Dataset excerpt.
━━━━━━

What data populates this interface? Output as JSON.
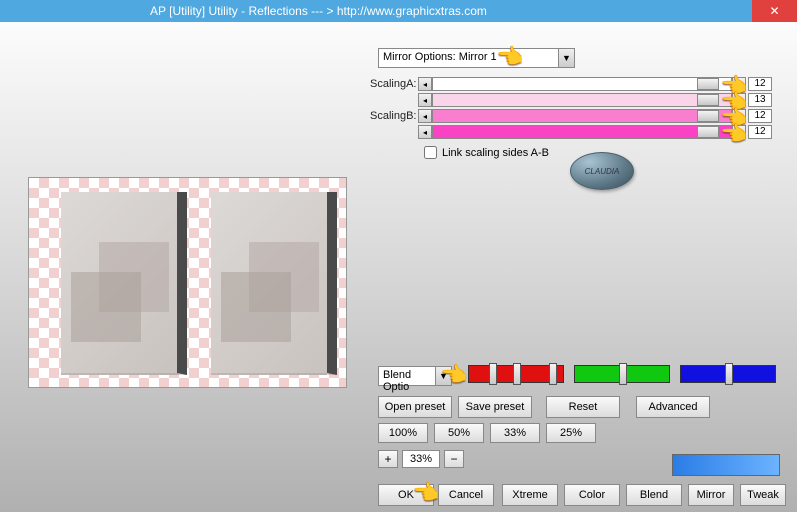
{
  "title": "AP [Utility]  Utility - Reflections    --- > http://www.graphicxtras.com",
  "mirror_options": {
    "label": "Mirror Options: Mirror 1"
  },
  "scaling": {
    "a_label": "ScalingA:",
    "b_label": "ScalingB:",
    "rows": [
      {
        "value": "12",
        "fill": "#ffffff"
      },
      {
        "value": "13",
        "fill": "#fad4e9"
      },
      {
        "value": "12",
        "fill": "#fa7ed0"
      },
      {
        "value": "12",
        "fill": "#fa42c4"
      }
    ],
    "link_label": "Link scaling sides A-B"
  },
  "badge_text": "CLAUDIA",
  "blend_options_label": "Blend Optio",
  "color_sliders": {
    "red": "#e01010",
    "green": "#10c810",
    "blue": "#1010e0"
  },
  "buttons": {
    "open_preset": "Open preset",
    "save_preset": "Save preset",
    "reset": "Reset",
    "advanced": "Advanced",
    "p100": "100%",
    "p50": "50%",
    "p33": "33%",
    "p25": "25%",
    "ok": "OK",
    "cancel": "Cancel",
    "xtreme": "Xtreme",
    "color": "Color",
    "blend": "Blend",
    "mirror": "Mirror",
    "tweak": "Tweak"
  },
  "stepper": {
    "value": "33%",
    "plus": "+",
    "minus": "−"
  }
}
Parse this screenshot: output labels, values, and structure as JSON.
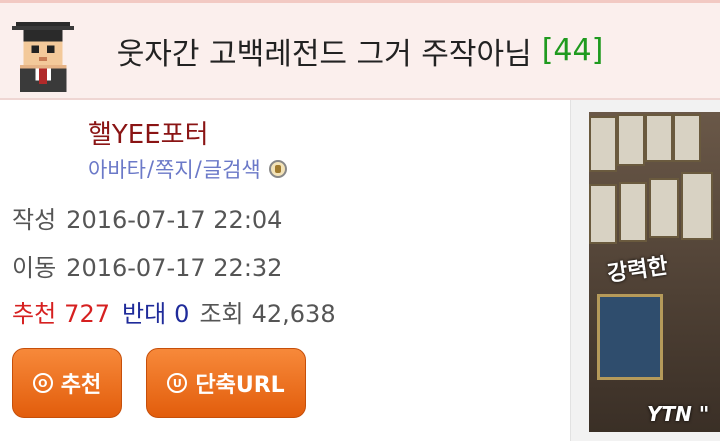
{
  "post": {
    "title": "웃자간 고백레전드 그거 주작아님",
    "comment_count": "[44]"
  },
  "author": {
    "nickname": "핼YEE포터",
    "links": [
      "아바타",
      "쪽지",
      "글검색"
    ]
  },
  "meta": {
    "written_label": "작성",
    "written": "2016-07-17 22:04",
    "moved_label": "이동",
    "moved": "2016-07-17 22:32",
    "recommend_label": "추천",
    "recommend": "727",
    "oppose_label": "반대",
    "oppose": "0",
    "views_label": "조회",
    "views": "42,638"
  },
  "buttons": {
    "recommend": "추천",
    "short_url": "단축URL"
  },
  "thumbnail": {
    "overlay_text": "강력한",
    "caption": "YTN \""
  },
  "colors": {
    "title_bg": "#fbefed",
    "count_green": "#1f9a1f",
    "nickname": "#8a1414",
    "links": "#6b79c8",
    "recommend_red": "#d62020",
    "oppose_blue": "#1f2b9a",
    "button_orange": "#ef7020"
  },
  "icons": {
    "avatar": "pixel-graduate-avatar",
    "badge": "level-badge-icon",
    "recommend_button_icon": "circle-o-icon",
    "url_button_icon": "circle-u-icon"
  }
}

━━━━━━

Problem description.
Transcribe every line from the records above without alteration, and leave out the images.

Problem solution.
What data populates this interface? Output as JSON.
{
  "title": "AP [Utility]  Utility - Reflections    --- > http://www.graphicxtras.com",
  "mirror_options": {
    "label": "Mirror Options: Mirror 1"
  },
  "scaling": {
    "a_label": "ScalingA:",
    "b_label": "ScalingB:",
    "rows": [
      {
        "value": "12",
        "fill": "#ffffff"
      },
      {
        "value": "13",
        "fill": "#fad4e9"
      },
      {
        "value": "12",
        "fill": "#fa7ed0"
      },
      {
        "value": "12",
        "fill": "#fa42c4"
      }
    ],
    "link_label": "Link scaling sides A-B"
  },
  "badge_text": "CLAUDIA",
  "blend_options_label": "Blend Optio",
  "color_sliders": {
    "red": "#e01010",
    "green": "#10c810",
    "blue": "#1010e0"
  },
  "buttons": {
    "open_preset": "Open preset",
    "save_preset": "Save preset",
    "reset": "Reset",
    "advanced": "Advanced",
    "p100": "100%",
    "p50": "50%",
    "p33": "33%",
    "p25": "25%",
    "ok": "OK",
    "cancel": "Cancel",
    "xtreme": "Xtreme",
    "color": "Color",
    "blend": "Blend",
    "mirror": "Mirror",
    "tweak": "Tweak"
  },
  "stepper": {
    "value": "33%",
    "plus": "+",
    "minus": "−"
  }
}
Parse this screenshot: output labels, values, and structure as JSON.
{
  "post": {
    "title": "웃자간 고백레전드 그거 주작아님",
    "comment_count": "[44]"
  },
  "author": {
    "nickname": "핼YEE포터",
    "links": [
      "아바타",
      "쪽지",
      "글검색"
    ]
  },
  "meta": {
    "written_label": "작성",
    "written": "2016-07-17 22:04",
    "moved_label": "이동",
    "moved": "2016-07-17 22:32",
    "recommend_label": "추천",
    "recommend": "727",
    "oppose_label": "반대",
    "oppose": "0",
    "views_label": "조회",
    "views": "42,638"
  },
  "buttons": {
    "recommend": "추천",
    "short_url": "단축URL"
  },
  "thumbnail": {
    "overlay_text": "강력한",
    "caption": "YTN \""
  },
  "colors": {
    "title_bg": "#fbefed",
    "count_green": "#1f9a1f",
    "nickname": "#8a1414",
    "links": "#6b79c8",
    "recommend_red": "#d62020",
    "oppose_blue": "#1f2b9a",
    "button_orange": "#ef7020"
  },
  "icons": {
    "avatar": "pixel-graduate-avatar",
    "badge": "level-badge-icon",
    "recommend_button_icon": "circle-o-icon",
    "url_button_icon": "circle-u-icon"
  }
}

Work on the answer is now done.